» Material provided:
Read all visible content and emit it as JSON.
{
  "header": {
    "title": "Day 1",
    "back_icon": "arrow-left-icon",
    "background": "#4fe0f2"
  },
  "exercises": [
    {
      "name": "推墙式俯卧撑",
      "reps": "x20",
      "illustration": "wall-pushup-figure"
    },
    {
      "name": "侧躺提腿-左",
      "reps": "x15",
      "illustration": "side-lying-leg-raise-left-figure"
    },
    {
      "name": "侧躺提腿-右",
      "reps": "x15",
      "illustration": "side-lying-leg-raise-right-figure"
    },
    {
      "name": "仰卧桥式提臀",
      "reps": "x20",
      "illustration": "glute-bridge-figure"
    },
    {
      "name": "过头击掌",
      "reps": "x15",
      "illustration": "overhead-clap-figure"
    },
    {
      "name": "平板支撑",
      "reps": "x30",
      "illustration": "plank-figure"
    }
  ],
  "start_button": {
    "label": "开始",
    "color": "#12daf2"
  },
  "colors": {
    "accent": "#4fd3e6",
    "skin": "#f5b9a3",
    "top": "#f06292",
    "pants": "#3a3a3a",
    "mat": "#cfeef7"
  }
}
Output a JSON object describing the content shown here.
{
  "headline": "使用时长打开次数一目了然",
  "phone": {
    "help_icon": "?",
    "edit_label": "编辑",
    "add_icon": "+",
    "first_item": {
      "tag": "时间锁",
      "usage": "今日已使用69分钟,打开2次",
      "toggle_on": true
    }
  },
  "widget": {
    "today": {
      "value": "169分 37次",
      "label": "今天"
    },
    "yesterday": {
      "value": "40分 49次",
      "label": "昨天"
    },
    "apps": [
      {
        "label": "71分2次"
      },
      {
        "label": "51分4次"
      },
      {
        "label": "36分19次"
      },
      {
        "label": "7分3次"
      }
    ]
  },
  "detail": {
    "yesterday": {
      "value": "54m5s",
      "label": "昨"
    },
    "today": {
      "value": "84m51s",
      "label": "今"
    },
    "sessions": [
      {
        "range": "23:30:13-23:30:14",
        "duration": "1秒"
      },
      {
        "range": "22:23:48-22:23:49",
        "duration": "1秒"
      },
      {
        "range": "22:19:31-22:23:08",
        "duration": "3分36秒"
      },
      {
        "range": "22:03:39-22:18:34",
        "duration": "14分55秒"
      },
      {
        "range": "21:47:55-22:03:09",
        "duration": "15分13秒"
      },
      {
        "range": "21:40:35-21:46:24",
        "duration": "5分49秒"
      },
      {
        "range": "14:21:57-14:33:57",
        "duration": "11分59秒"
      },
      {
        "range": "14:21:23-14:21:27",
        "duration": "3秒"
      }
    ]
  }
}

» Task description:
Copy every line from the records above that contains the word "range".

» Output:
        "range": "23:30:13-23:30:14",
        "range": "22:23:48-22:23:49",
        "range": "22:19:31-22:23:08",
        "range": "22:03:39-22:18:34",
        "range": "21:47:55-22:03:09",
        "range": "21:40:35-21:46:24",
        "range": "14:21:57-14:33:57",
        "range": "14:21:23-14:21:27",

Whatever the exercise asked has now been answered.